* **WHAT THE TASK REQUIRES**
Extract every line from the records below that contains the word "portrait".

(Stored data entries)
☆ ☆ ☆ ☆ ☆ ☆ ☆

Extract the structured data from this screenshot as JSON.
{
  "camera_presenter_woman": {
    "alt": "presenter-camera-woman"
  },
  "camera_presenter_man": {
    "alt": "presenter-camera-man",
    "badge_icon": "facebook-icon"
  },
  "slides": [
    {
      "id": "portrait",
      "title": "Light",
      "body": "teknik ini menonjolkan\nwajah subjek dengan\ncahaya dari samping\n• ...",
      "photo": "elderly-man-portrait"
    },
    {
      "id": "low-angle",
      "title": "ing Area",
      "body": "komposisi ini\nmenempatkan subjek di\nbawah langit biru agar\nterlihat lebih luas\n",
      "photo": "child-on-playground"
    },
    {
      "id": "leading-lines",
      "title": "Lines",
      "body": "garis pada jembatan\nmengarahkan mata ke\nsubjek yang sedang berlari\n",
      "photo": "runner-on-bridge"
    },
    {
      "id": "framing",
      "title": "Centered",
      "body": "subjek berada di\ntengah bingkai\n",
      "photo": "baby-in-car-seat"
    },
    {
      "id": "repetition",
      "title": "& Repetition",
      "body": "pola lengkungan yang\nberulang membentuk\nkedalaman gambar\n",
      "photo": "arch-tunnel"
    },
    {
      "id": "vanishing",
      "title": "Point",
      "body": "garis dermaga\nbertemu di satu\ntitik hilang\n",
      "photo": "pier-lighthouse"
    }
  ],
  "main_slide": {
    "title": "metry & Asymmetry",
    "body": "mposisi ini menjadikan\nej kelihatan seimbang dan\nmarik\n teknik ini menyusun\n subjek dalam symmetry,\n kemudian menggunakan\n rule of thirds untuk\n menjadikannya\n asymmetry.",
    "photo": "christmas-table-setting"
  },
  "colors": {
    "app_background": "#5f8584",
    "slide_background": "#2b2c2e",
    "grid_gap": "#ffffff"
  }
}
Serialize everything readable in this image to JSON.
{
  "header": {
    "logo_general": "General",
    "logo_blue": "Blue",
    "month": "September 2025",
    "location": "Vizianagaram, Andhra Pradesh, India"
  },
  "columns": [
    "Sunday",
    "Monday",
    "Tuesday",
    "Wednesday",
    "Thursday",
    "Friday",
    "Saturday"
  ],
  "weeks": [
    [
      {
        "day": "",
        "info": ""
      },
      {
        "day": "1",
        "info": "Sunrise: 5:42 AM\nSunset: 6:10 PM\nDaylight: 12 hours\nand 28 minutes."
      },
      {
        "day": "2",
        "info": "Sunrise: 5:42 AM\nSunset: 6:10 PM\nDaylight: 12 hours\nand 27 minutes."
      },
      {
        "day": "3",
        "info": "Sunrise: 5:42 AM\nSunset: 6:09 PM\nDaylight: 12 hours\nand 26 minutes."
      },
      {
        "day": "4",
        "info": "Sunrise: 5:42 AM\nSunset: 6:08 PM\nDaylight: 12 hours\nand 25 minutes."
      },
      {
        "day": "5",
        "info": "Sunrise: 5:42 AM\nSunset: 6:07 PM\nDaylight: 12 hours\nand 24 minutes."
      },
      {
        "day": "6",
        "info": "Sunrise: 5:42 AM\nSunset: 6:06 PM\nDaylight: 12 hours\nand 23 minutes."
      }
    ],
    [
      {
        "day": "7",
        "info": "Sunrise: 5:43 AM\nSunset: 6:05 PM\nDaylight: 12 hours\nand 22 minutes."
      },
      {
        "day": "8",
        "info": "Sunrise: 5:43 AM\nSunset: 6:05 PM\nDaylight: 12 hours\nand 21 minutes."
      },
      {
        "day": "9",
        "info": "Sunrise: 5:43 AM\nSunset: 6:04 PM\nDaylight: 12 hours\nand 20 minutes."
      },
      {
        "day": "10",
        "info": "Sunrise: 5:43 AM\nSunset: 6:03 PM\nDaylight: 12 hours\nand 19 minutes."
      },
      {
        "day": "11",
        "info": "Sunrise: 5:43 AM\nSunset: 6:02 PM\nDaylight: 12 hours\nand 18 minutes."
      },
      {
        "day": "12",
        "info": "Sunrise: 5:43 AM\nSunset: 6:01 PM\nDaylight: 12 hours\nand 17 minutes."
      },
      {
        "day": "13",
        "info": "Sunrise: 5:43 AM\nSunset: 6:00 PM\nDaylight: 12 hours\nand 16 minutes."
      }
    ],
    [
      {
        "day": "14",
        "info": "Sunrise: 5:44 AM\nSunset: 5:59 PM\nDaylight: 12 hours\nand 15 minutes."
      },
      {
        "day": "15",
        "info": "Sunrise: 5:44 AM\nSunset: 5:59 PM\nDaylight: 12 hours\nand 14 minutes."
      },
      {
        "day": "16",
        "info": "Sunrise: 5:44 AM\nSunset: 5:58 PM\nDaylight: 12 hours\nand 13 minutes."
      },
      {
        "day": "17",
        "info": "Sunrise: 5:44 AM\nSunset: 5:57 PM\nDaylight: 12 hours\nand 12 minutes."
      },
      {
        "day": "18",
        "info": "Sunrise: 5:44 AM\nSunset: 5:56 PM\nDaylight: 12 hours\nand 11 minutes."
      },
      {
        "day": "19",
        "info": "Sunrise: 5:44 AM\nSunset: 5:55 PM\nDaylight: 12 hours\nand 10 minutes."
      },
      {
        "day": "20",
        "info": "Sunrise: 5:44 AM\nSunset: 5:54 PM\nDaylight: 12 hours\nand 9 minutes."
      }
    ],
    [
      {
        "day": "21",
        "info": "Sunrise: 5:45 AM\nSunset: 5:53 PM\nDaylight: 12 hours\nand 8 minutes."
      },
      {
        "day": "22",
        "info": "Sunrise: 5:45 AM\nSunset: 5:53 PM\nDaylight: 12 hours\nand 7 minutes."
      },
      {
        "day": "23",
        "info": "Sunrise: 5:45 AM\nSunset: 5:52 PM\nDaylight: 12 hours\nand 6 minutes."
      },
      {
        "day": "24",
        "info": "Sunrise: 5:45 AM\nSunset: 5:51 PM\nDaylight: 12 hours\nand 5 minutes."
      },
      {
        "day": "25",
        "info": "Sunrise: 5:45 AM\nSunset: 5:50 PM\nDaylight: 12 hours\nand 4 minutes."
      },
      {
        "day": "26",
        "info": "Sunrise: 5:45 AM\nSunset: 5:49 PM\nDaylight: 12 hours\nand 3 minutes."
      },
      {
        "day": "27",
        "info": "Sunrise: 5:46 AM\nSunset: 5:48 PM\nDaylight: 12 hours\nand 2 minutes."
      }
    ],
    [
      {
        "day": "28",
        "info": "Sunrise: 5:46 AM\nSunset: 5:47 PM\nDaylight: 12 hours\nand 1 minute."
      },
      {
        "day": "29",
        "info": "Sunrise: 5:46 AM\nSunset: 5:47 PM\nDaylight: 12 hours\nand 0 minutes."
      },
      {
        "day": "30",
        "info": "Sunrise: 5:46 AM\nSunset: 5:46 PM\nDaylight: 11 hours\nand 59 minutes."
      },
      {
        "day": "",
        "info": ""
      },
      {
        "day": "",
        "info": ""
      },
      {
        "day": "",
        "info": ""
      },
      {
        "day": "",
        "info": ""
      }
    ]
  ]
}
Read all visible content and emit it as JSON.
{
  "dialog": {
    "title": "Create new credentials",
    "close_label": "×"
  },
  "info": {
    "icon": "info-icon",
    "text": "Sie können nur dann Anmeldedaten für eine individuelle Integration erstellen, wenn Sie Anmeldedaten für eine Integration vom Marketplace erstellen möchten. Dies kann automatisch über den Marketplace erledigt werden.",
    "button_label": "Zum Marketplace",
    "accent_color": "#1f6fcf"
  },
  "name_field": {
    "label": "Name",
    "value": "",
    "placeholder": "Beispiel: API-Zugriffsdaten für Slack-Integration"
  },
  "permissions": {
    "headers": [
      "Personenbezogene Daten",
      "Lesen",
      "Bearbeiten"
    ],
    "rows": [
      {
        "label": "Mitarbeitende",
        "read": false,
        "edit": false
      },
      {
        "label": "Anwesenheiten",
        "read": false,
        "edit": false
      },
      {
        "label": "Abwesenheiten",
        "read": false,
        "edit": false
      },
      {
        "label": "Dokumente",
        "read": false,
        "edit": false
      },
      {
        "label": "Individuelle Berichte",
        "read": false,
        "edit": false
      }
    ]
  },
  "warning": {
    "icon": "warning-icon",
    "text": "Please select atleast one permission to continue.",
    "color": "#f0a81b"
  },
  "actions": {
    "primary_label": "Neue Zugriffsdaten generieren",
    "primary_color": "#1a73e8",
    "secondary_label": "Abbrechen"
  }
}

☆ ☆ ☆ ☆ ☆ ☆ ☆

* **FINISHED ANSWER**
      "id": "portrait",
      "photo": "elderly-man-portrait"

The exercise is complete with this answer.